**WHAT YOU SHOULD DO:** Locate each line in the data below that contains the string "bounding", and copy those lines. Case counts.

**DATA EXTRACT:**
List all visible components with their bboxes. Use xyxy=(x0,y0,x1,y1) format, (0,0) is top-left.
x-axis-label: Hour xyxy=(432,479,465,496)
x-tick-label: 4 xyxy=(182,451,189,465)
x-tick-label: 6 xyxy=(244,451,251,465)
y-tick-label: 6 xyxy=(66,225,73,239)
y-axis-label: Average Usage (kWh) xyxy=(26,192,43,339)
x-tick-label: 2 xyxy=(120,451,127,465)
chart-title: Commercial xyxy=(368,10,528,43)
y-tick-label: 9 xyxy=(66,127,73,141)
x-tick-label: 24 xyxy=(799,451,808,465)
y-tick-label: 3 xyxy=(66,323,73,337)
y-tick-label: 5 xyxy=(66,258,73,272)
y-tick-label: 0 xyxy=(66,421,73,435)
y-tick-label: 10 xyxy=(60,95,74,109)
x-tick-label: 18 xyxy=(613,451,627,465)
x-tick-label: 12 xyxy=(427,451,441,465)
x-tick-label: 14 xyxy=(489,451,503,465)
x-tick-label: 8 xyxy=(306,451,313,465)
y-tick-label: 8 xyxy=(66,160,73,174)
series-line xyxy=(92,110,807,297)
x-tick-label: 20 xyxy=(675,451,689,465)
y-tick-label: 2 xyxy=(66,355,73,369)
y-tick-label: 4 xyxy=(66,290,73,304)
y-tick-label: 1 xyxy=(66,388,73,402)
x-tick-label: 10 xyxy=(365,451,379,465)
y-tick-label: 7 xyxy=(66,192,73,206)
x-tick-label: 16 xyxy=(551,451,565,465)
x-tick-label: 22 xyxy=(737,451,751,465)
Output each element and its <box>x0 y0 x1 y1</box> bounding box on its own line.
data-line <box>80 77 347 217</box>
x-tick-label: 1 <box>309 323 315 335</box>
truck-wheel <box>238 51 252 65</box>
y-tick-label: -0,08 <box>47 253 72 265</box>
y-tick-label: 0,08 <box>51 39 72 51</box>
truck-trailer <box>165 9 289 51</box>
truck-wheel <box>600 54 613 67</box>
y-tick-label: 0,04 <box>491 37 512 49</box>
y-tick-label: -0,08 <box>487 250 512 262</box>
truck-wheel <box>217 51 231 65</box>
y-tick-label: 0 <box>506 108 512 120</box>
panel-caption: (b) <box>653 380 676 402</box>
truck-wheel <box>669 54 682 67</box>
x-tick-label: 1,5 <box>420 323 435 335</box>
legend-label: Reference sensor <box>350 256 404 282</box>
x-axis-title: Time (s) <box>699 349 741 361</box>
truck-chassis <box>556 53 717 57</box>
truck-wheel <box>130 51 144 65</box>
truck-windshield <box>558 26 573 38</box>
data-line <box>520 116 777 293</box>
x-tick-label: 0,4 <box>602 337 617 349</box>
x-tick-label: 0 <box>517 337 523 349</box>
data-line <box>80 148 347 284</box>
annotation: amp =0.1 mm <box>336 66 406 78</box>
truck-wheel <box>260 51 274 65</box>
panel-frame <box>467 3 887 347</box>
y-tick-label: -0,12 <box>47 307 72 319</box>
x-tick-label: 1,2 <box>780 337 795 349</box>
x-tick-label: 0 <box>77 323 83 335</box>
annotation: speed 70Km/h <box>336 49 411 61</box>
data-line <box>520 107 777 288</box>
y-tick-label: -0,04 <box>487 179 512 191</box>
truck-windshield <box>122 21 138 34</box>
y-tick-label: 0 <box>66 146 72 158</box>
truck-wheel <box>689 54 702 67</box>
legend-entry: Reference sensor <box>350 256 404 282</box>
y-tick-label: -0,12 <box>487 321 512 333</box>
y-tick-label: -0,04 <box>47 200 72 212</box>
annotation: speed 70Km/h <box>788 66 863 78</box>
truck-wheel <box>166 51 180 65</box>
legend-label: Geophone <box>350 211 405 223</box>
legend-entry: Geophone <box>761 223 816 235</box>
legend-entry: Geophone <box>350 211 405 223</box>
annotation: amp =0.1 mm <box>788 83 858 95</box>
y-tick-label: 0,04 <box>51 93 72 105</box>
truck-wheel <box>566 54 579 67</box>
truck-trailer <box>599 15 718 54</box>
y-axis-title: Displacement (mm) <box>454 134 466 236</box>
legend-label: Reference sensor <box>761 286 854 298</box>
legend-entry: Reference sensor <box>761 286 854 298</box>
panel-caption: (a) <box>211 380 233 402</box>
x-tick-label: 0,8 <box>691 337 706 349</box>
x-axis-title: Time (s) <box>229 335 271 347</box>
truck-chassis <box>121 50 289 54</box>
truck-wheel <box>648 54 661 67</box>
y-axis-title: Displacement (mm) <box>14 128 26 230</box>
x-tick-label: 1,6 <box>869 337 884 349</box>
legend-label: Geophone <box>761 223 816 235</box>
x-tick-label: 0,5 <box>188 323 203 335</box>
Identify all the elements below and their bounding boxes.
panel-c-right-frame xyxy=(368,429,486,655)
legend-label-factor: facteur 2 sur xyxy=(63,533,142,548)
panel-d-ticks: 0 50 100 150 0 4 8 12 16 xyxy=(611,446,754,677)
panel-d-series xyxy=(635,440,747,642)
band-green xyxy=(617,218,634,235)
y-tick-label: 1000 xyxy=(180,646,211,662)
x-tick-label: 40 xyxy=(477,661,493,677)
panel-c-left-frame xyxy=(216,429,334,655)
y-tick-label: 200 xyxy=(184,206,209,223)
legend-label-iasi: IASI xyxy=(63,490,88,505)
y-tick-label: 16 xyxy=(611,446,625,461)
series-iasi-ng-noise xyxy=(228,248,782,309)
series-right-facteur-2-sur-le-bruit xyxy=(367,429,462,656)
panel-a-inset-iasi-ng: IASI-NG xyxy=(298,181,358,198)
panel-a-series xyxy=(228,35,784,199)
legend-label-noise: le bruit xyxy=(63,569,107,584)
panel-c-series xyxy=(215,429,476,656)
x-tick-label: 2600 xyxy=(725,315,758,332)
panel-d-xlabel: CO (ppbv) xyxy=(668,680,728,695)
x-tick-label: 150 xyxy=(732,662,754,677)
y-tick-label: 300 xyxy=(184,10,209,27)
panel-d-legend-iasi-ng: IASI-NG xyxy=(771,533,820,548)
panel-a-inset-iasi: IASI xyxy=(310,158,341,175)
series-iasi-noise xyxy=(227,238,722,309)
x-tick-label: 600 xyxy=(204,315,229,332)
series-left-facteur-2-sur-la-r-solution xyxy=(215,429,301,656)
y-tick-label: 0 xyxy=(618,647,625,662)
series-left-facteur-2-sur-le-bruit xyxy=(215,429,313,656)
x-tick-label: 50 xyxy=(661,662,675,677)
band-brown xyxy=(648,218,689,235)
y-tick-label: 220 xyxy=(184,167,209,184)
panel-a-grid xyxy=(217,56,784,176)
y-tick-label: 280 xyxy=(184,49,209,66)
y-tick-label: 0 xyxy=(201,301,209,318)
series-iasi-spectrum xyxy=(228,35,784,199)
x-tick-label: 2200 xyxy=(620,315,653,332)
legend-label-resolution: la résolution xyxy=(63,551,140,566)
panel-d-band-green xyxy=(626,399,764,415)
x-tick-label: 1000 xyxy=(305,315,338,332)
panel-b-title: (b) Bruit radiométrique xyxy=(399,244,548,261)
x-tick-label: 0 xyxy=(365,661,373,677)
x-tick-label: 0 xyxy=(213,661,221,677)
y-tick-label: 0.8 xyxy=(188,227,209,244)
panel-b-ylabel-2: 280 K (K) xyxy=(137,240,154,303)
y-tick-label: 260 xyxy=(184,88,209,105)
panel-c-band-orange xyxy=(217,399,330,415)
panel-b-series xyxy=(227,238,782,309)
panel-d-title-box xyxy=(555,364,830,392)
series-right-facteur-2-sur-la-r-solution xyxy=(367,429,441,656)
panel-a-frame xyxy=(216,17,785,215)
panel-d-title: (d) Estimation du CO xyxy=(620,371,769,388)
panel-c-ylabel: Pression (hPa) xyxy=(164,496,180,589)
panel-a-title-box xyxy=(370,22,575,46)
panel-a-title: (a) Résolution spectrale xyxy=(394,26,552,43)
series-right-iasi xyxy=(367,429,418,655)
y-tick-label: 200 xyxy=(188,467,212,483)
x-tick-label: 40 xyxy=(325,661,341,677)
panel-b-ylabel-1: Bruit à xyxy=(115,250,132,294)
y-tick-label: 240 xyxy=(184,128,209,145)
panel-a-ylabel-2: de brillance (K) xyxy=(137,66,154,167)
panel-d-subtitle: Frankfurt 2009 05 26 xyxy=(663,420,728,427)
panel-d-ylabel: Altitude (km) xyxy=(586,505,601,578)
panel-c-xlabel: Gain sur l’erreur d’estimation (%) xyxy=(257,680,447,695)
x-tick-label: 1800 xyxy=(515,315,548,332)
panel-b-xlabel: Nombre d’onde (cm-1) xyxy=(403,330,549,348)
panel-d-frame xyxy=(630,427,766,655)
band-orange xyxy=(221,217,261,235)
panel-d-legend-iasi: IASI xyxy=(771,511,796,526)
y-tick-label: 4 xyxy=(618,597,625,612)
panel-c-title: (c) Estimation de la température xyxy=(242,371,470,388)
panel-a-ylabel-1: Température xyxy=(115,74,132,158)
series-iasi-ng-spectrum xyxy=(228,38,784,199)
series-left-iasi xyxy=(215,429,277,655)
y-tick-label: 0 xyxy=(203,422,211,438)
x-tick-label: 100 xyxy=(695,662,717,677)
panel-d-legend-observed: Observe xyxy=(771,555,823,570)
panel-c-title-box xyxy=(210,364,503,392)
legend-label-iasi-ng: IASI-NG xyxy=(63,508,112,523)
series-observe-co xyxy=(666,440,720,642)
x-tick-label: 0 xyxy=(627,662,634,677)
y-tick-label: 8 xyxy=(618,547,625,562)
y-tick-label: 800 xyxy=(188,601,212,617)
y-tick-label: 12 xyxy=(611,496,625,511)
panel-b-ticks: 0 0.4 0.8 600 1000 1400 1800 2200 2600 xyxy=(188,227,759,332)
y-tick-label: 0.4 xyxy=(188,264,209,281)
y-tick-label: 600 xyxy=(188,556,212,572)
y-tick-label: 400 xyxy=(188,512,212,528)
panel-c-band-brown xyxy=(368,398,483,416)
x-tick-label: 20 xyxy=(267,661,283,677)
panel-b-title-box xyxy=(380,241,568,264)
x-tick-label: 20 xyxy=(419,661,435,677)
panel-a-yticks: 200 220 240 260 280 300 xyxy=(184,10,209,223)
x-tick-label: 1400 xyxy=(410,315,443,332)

**RESPONSE BELOW:**
Output each element and its <box>x0 y0 x1 y1</box> bounding box on its own line.
Identify all the elements below and their bounding boxes.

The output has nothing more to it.